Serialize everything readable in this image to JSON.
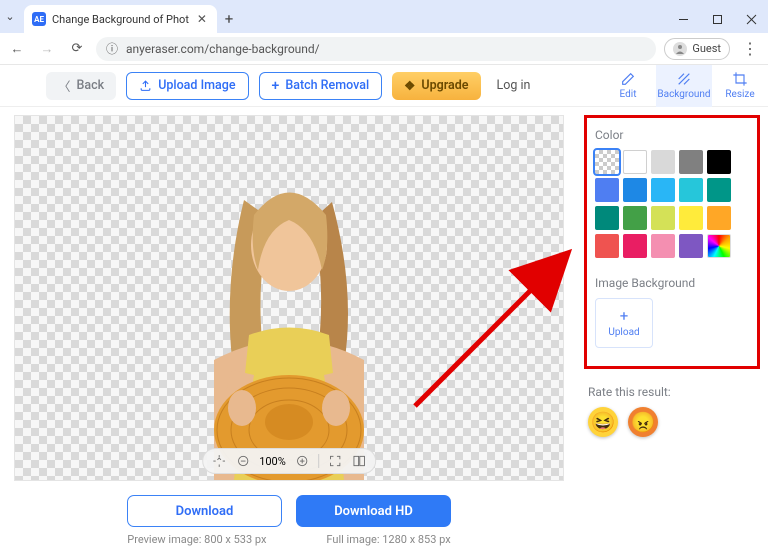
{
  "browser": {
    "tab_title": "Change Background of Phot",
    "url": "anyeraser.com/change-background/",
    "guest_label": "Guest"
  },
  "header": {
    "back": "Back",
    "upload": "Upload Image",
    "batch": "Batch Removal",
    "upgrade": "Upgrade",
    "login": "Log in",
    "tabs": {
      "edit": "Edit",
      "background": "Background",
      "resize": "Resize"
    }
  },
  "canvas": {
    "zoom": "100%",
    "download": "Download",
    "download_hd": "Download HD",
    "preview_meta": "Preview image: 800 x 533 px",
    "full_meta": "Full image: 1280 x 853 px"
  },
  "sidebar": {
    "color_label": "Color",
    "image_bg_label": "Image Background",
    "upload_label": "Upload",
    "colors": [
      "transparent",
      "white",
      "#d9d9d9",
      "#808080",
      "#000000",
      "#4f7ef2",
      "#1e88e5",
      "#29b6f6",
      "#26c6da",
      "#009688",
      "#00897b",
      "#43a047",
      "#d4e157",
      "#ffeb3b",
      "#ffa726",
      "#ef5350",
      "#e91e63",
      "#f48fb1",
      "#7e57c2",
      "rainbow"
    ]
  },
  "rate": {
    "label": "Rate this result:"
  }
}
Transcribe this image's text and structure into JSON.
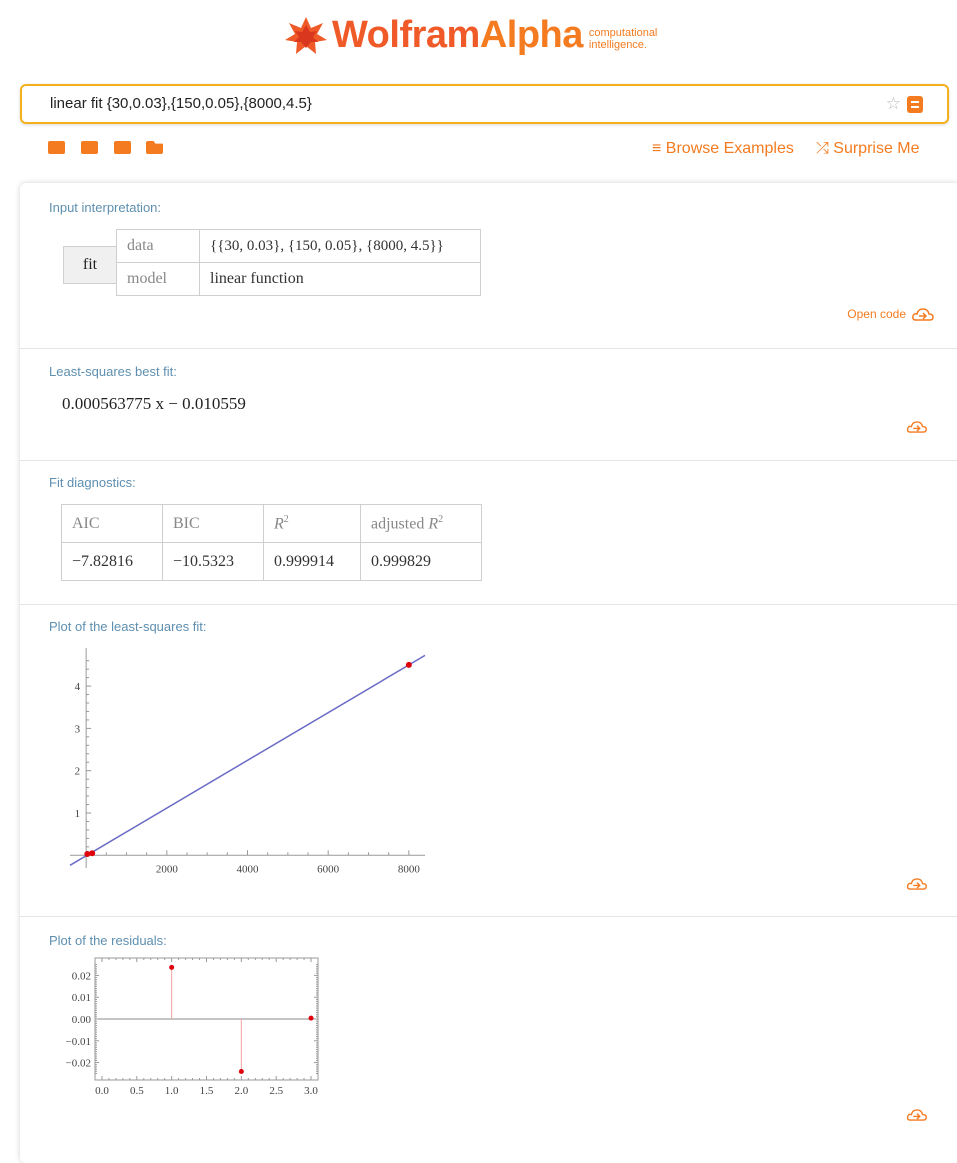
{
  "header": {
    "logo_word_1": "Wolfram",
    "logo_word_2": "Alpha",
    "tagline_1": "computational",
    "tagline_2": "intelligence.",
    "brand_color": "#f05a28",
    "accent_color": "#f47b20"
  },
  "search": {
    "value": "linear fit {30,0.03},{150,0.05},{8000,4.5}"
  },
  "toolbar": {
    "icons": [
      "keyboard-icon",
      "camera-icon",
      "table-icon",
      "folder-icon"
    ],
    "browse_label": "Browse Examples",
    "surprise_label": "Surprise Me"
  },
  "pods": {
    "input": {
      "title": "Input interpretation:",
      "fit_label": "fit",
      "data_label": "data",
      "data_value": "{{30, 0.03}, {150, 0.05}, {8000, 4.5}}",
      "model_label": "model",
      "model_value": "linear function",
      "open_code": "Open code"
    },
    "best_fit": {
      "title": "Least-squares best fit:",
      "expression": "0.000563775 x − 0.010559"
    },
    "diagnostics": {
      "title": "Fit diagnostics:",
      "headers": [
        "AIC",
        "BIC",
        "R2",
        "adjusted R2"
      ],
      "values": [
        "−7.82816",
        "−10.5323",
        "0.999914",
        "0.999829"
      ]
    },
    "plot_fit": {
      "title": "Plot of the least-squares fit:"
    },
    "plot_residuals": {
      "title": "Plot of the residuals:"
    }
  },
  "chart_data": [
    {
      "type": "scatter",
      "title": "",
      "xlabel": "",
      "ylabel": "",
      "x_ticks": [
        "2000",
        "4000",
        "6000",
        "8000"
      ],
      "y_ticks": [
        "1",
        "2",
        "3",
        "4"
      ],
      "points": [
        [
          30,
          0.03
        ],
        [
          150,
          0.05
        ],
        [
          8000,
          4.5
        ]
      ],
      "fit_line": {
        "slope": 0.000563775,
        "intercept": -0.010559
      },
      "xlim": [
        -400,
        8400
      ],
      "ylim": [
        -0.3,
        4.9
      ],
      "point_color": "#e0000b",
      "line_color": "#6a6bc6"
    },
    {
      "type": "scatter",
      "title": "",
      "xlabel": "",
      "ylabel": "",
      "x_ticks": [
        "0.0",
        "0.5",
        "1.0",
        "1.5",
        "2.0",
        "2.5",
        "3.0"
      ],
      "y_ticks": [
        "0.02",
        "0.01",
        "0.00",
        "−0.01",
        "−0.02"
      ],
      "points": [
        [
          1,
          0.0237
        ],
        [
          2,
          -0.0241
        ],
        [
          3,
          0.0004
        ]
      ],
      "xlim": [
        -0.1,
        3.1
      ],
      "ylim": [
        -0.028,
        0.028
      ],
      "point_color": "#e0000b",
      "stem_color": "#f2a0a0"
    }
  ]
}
* * * * * * *
• **SET TASK**
Leave out the pictures and retype every line above exactly.

• **REPLY**
Serialize everything readable in this image to JSON.
{
  "browser": {
    "tab_title": "Change Background of Phot",
    "url": "anyeraser.com/change-background/",
    "guest_label": "Guest"
  },
  "header": {
    "back": "Back",
    "upload": "Upload Image",
    "batch": "Batch Removal",
    "upgrade": "Upgrade",
    "login": "Log in",
    "tabs": {
      "edit": "Edit",
      "background": "Background",
      "resize": "Resize"
    }
  },
  "canvas": {
    "zoom": "100%",
    "download": "Download",
    "download_hd": "Download HD",
    "preview_meta": "Preview image: 800 x 533 px",
    "full_meta": "Full image: 1280 x 853 px"
  },
  "sidebar": {
    "color_label": "Color",
    "image_bg_label": "Image Background",
    "upload_label": "Upload",
    "colors": [
      "transparent",
      "white",
      "#d9d9d9",
      "#808080",
      "#000000",
      "#4f7ef2",
      "#1e88e5",
      "#29b6f6",
      "#26c6da",
      "#009688",
      "#00897b",
      "#43a047",
      "#d4e157",
      "#ffeb3b",
      "#ffa726",
      "#ef5350",
      "#e91e63",
      "#f48fb1",
      "#7e57c2",
      "rainbow"
    ]
  },
  "rate": {
    "label": "Rate this result:"
  }
}
Transcribe this image's text and structure into JSON.
{
  "header": {
    "logo_word_1": "Wolfram",
    "logo_word_2": "Alpha",
    "tagline_1": "computational",
    "tagline_2": "intelligence.",
    "brand_color": "#f05a28",
    "accent_color": "#f47b20"
  },
  "search": {
    "value": "linear fit {30,0.03},{150,0.05},{8000,4.5}"
  },
  "toolbar": {
    "icons": [
      "keyboard-icon",
      "camera-icon",
      "table-icon",
      "folder-icon"
    ],
    "browse_label": "Browse Examples",
    "surprise_label": "Surprise Me"
  },
  "pods": {
    "input": {
      "title": "Input interpretation:",
      "fit_label": "fit",
      "data_label": "data",
      "data_value": "{{30, 0.03}, {150, 0.05}, {8000, 4.5}}",
      "model_label": "model",
      "model_value": "linear function",
      "open_code": "Open code"
    },
    "best_fit": {
      "title": "Least-squares best fit:",
      "expression": "0.000563775 x − 0.010559"
    },
    "diagnostics": {
      "title": "Fit diagnostics:",
      "headers": [
        "AIC",
        "BIC",
        "R2",
        "adjusted R2"
      ],
      "values": [
        "−7.82816",
        "−10.5323",
        "0.999914",
        "0.999829"
      ]
    },
    "plot_fit": {
      "title": "Plot of the least-squares fit:"
    },
    "plot_residuals": {
      "title": "Plot of the residuals:"
    }
  },
  "chart_data": [
    {
      "type": "scatter",
      "title": "",
      "xlabel": "",
      "ylabel": "",
      "x_ticks": [
        "2000",
        "4000",
        "6000",
        "8000"
      ],
      "y_ticks": [
        "1",
        "2",
        "3",
        "4"
      ],
      "points": [
        [
          30,
          0.03
        ],
        [
          150,
          0.05
        ],
        [
          8000,
          4.5
        ]
      ],
      "fit_line": {
        "slope": 0.000563775,
        "intercept": -0.010559
      },
      "xlim": [
        -400,
        8400
      ],
      "ylim": [
        -0.3,
        4.9
      ],
      "point_color": "#e0000b",
      "line_color": "#6a6bc6"
    },
    {
      "type": "scatter",
      "title": "",
      "xlabel": "",
      "ylabel": "",
      "x_ticks": [
        "0.0",
        "0.5",
        "1.0",
        "1.5",
        "2.0",
        "2.5",
        "3.0"
      ],
      "y_ticks": [
        "0.02",
        "0.01",
        "0.00",
        "−0.01",
        "−0.02"
      ],
      "points": [
        [
          1,
          0.0237
        ],
        [
          2,
          -0.0241
        ],
        [
          3,
          0.0004
        ]
      ],
      "xlim": [
        -0.1,
        3.1
      ],
      "ylim": [
        -0.028,
        0.028
      ],
      "point_color": "#e0000b",
      "stem_color": "#f2a0a0"
    }
  ]
}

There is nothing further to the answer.